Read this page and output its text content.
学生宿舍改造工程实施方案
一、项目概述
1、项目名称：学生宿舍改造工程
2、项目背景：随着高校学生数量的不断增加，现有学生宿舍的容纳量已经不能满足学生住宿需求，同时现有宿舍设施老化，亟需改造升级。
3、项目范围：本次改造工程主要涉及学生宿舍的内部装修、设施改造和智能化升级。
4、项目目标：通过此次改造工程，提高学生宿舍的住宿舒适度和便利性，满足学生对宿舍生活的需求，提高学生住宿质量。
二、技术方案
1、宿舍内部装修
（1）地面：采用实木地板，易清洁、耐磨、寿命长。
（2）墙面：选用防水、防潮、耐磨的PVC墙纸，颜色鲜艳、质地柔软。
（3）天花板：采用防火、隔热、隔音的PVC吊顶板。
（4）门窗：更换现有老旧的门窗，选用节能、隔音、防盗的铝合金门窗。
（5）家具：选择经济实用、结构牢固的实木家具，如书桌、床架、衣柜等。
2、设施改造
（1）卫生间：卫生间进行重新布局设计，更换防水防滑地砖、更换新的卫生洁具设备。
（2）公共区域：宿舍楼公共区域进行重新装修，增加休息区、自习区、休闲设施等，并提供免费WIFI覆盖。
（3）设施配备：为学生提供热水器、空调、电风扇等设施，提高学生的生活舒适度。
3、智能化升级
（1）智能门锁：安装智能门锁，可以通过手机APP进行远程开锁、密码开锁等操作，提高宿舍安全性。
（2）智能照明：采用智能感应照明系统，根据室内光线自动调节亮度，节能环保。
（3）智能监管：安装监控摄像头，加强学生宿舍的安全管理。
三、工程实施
═══
INSTRUCTIONS TO FOLLOW.
Please copy out each record, character for character.

RESULT OF THE TASK.
Read this page and output its text content.
学生宿舍改造工程实施方案
一、项目概述
1、项目名称：学生宿舍改造工程
2、项目背景：随着高校学生数量的不断增加，现有学生宿舍的容纳量已经不能满足学生住宿需求，同时现有宿舍设施老化，亟需改造升级。
3、项目范围：本次改造工程主要涉及学生宿舍的内部装修、设施改造和智能化升级。
4、项目目标：通过此次改造工程，提高学生宿舍的住宿舒适度和便利性，满足学生对宿舍生活的需求，提高学生住宿质量。
二、技术方案
1、宿舍内部装修
（1）地面：采用实木地板，易清洁、耐磨、寿命长。
（2）墙面：选用防水、防潮、耐磨的PVC墙纸，颜色鲜艳、质地柔软。
（3）天花板：采用防火、隔热、隔音的PVC吊顶板。
（4）门窗：更换现有老旧的门窗，选用节能、隔音、防盗的铝合金门窗。
（5）家具：选择经济实用、结构牢固的实木家具，如书桌、床架、衣柜等。
2、设施改造
（1）卫生间：卫生间进行重新布局设计，更换防水防滑地砖、更换新的卫生洁具设备。
（2）公共区域：宿舍楼公共区域进行重新装修，增加休息区、自习区、休闲设施等，并提供免费WIFI覆盖。
（3）设施配备：为学生提供热水器、空调、电风扇等设施，提高学生的生活舒适度。
3、智能化升级
（1）智能门锁：安装智能门锁，可以通过手机APP进行远程开锁、密码开锁等操作，提高宿舍安全性。
（2）智能照明：采用智能感应照明系统，根据室内光线自动调节亮度，节能环保。
（3）智能监管：安装监控摄像头，加强学生宿舍的安全管理。
三、工程实施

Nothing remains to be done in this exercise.